• _What is required_: Below are the entries; count the lines in them that contain the word "ungefähr" and give only the number.

* BEGIN *

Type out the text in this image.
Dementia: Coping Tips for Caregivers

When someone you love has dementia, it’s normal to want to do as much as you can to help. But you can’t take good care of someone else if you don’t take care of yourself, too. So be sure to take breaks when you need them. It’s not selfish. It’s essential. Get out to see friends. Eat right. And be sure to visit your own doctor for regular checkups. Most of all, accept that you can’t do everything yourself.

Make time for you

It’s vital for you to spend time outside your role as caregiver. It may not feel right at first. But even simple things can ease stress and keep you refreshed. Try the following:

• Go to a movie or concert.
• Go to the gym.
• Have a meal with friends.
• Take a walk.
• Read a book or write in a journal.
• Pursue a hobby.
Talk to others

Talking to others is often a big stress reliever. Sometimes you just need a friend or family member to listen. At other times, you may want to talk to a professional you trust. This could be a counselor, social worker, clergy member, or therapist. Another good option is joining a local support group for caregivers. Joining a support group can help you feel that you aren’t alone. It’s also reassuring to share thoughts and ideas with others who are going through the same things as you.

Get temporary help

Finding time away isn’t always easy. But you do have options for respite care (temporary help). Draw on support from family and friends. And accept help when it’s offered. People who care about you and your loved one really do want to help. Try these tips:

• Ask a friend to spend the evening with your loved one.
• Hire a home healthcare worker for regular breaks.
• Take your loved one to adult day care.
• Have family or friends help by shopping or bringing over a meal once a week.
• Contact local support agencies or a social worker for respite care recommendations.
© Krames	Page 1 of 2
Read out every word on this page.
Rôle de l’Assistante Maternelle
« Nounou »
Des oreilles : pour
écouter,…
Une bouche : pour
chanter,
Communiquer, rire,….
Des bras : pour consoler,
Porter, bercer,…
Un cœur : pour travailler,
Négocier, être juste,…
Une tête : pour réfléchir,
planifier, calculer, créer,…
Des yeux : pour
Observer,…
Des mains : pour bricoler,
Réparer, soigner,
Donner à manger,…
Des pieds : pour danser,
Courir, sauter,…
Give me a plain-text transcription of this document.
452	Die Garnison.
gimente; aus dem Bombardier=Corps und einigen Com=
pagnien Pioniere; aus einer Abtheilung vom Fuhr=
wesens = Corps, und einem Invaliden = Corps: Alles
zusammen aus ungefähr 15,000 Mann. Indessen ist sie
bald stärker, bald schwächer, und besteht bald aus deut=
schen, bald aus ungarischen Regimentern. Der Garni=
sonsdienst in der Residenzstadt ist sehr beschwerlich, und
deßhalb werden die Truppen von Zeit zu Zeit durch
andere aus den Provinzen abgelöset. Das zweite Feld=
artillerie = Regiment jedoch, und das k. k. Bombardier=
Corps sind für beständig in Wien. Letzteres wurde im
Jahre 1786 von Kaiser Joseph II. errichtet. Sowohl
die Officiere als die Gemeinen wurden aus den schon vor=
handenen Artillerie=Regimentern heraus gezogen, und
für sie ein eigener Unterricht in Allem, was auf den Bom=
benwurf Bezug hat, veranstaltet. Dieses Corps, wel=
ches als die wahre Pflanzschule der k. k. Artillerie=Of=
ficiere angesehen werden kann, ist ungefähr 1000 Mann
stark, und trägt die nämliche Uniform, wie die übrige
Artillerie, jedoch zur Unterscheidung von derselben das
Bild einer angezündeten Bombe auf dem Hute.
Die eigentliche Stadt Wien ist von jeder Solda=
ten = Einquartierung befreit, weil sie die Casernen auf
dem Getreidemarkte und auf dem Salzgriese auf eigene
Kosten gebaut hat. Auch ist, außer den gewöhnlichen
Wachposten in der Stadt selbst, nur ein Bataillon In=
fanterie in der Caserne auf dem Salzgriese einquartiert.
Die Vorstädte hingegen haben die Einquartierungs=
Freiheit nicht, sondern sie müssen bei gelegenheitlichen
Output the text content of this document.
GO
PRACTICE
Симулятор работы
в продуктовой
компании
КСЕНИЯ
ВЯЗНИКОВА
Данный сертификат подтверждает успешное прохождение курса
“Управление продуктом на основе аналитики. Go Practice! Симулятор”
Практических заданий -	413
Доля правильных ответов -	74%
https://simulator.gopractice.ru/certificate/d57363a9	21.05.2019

* END *

• _Task output_: 2